» Given request: Reproduce the data below verbatim from the line containing "Enumerate this screenshot's" through its final line, and produce nothing more.

» Records:
....................
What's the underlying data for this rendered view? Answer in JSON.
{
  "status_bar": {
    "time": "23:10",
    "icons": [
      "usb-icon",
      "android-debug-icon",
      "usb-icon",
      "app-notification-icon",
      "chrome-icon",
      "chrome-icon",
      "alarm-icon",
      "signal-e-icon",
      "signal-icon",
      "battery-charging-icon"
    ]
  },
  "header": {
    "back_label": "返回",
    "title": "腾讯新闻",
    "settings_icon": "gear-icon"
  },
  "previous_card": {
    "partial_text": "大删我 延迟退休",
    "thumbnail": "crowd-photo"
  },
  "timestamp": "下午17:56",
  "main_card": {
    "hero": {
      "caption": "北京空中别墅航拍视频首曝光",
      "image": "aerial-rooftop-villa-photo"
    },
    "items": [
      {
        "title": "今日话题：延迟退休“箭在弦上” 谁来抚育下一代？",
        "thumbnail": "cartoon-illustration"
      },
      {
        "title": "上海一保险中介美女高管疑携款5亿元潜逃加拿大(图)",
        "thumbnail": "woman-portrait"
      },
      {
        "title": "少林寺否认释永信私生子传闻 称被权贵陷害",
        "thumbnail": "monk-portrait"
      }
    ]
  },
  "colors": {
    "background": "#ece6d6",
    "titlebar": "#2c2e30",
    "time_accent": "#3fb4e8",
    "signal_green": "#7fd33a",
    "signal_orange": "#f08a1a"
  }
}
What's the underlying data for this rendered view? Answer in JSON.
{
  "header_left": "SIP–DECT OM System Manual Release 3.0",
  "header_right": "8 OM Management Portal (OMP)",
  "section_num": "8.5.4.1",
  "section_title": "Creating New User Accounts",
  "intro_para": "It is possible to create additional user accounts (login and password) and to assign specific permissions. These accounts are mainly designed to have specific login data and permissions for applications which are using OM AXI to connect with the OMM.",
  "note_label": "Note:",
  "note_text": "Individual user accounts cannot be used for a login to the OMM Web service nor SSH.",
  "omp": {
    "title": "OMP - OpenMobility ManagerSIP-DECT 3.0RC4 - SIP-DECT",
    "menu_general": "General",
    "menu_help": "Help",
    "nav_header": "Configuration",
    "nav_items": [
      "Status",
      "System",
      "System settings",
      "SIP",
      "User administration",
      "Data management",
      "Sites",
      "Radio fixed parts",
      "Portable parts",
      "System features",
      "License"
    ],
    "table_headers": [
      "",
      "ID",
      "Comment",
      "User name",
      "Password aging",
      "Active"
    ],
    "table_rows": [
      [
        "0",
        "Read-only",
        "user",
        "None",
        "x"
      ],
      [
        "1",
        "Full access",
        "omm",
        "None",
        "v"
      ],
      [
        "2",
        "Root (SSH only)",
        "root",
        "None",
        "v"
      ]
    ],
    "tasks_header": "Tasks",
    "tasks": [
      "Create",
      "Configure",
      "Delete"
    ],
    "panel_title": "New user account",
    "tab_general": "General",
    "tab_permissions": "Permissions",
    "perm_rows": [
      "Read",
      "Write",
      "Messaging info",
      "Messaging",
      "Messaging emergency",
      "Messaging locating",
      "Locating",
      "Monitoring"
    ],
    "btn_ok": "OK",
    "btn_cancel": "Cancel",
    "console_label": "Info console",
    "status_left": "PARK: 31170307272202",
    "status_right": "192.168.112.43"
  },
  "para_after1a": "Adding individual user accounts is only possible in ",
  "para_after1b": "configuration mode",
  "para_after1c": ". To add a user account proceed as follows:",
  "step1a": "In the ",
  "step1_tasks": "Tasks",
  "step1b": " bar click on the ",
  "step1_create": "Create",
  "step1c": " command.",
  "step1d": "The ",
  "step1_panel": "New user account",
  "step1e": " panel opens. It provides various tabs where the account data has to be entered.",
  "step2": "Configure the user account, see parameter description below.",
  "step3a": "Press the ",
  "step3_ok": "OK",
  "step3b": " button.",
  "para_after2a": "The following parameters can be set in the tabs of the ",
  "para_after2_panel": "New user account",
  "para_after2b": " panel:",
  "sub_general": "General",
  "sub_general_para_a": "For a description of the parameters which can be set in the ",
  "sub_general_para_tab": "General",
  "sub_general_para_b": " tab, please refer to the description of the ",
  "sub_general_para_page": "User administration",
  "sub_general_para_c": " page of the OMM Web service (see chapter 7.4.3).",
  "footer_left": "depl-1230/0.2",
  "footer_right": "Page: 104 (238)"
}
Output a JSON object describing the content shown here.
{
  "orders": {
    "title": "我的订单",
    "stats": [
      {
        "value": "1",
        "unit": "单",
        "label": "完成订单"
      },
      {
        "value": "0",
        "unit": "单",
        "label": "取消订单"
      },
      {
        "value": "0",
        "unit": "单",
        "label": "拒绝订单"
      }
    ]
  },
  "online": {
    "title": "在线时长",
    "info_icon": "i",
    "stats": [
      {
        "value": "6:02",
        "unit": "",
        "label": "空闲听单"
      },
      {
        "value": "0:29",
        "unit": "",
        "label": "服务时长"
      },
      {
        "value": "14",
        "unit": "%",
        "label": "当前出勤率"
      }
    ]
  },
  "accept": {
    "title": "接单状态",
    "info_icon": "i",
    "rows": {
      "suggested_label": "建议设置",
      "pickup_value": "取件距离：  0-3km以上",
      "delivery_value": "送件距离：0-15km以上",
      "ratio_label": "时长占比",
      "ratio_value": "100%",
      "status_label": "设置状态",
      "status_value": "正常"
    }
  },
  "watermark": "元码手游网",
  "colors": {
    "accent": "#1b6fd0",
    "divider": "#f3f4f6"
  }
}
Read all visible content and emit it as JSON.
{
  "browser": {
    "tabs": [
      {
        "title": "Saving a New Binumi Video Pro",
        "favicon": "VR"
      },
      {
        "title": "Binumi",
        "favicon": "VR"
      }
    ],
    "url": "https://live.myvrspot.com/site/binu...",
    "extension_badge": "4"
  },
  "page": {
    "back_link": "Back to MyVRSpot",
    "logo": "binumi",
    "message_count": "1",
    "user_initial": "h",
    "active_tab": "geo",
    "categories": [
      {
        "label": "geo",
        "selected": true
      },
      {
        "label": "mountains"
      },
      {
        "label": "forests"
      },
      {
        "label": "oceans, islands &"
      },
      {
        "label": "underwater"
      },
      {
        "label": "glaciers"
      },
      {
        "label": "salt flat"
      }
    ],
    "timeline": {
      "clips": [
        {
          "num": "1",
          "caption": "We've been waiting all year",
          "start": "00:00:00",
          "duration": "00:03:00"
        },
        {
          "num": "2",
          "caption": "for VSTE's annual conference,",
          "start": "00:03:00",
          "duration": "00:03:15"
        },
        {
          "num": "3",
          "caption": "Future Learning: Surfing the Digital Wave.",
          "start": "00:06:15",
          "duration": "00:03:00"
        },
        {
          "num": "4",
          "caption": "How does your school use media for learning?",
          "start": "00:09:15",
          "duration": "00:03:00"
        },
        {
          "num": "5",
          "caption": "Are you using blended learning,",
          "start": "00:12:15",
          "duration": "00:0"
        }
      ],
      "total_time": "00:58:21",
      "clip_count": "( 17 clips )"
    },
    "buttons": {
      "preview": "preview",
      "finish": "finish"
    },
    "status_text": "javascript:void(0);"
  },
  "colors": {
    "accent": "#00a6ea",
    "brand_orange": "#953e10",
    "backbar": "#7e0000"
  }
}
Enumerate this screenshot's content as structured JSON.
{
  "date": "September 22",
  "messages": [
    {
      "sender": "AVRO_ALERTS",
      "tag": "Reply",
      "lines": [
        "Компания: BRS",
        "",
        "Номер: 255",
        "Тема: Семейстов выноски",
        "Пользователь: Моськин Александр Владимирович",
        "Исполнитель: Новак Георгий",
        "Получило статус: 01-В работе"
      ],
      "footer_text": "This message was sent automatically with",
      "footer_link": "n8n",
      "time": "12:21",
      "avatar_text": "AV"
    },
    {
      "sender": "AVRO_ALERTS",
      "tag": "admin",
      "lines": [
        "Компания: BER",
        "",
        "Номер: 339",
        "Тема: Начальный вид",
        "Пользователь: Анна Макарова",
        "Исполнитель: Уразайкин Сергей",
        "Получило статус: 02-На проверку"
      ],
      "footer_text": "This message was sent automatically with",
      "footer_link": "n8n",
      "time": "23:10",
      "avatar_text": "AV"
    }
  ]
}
....................
» Output of the task:
Enumerate this screenshot's content as structured JSON.
{
  "date": "September 22",
  "messages": [
    {
      "sender": "AVRO_ALERTS",
      "tag": "Reply",
      "lines": [
        "Компания: BRS",
        "",
        "Номер: 255",
        "Тема: Семейстов выноски",
        "Пользователь: Моськин Александр Владимирович",
        "Исполнитель: Новак Георгий",
        "Получило статус: 01-В работе"
      ],
      "footer_text": "This message was sent automatically with",
      "footer_link": "n8n",
      "time": "12:21",
      "avatar_text": "AV"
    },
    {
      "sender": "AVRO_ALERTS",
      "tag": "admin",
      "lines": [
        "Компания: BER",
        "",
        "Номер: 339",
        "Тема: Начальный вид",
        "Пользователь: Анна Макарова",
        "Исполнитель: Уразайкин Сергей",
        "Получило статус: 02-На проверку"
      ],
      "footer_text": "This message was sent automatically with",
      "footer_link": "n8n",
      "time": "23:10",
      "avatar_text": "AV"
    }
  ]
}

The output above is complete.